> [TO DO]: Copy nothing but the text: repeat each entry exactly and drop the images.

> [THE DATA]:
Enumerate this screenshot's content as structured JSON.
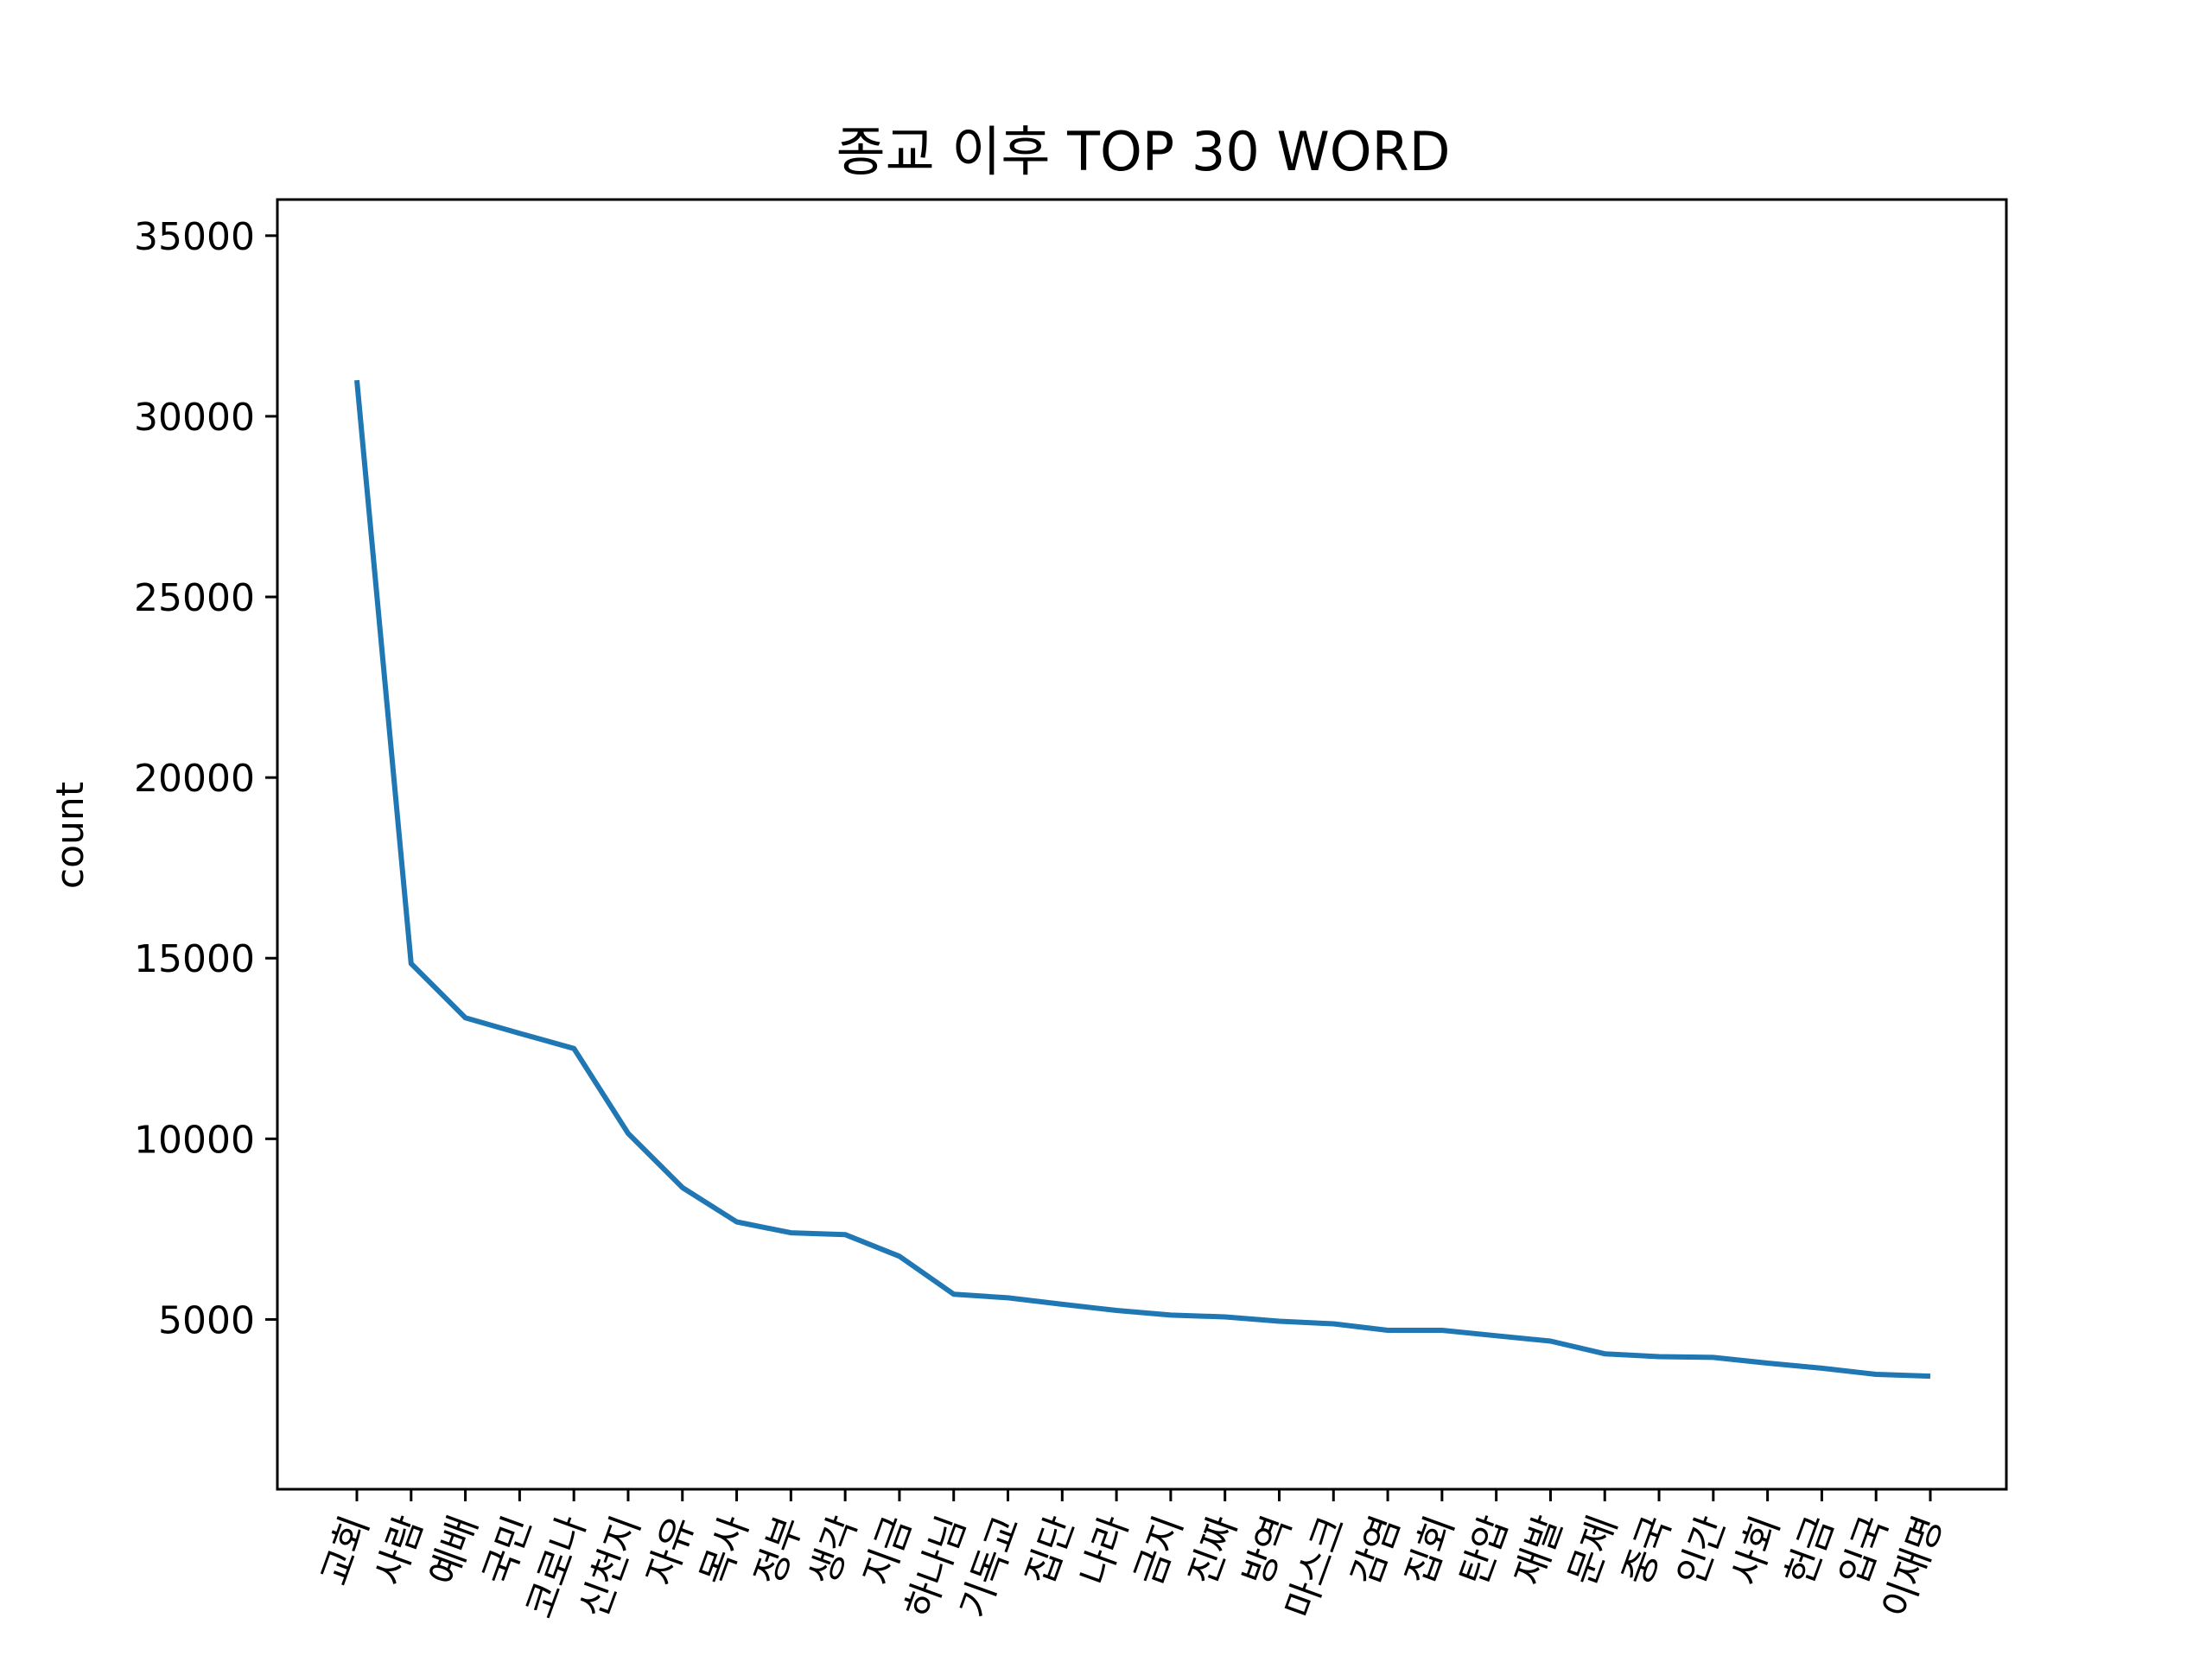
{
  "chart_data": {
    "type": "line",
    "title": "종교 이후 TOP 30 WORD",
    "xlabel": "",
    "ylabel": "count",
    "ylim": [
      300,
      36000
    ],
    "yticks": [
      5000,
      10000,
      15000,
      20000,
      25000,
      30000,
      35000
    ],
    "grid": false,
    "line_color": "#1f77b4",
    "categories": [
      "교회",
      "사람",
      "예배",
      "국민",
      "코로나",
      "신천지",
      "자유",
      "목사",
      "정부",
      "생각",
      "지금",
      "하나님",
      "기독교",
      "집단",
      "나라",
      "금지",
      "진짜",
      "방역",
      "마스크",
      "감염",
      "집회",
      "탄압",
      "재발",
      "문제",
      "중국",
      "인간",
      "사회",
      "헌금",
      "입국",
      "이재명"
    ],
    "series": [
      {
        "values": [
          31000,
          14850,
          13350,
          12920,
          12500,
          10150,
          8650,
          7700,
          7400,
          7350,
          6750,
          5700,
          5600,
          5420,
          5250,
          5120,
          5070,
          4950,
          4880,
          4700,
          4700,
          4550,
          4400,
          4050,
          3970,
          3950,
          3790,
          3650,
          3480,
          3430
        ]
      }
    ]
  }
}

> [TASK ANSWER]:
Enumerate this screenshot's content as structured JSON.
{
  "chart_data": {
    "type": "line",
    "title": "종교 이후 TOP 30 WORD",
    "xlabel": "",
    "ylabel": "count",
    "ylim": [
      300,
      36000
    ],
    "yticks": [
      5000,
      10000,
      15000,
      20000,
      25000,
      30000,
      35000
    ],
    "grid": false,
    "line_color": "#1f77b4",
    "categories": [
      "교회",
      "사람",
      "예배",
      "국민",
      "코로나",
      "신천지",
      "자유",
      "목사",
      "정부",
      "생각",
      "지금",
      "하나님",
      "기독교",
      "집단",
      "나라",
      "금지",
      "진짜",
      "방역",
      "마스크",
      "감염",
      "집회",
      "탄압",
      "재발",
      "문제",
      "중국",
      "인간",
      "사회",
      "헌금",
      "입국",
      "이재명"
    ],
    "series": [
      {
        "values": [
          31000,
          14850,
          13350,
          12920,
          12500,
          10150,
          8650,
          7700,
          7400,
          7350,
          6750,
          5700,
          5600,
          5420,
          5250,
          5120,
          5070,
          4950,
          4880,
          4700,
          4700,
          4550,
          4400,
          4050,
          3970,
          3950,
          3790,
          3650,
          3480,
          3430
        ]
      }
    ]
  }
}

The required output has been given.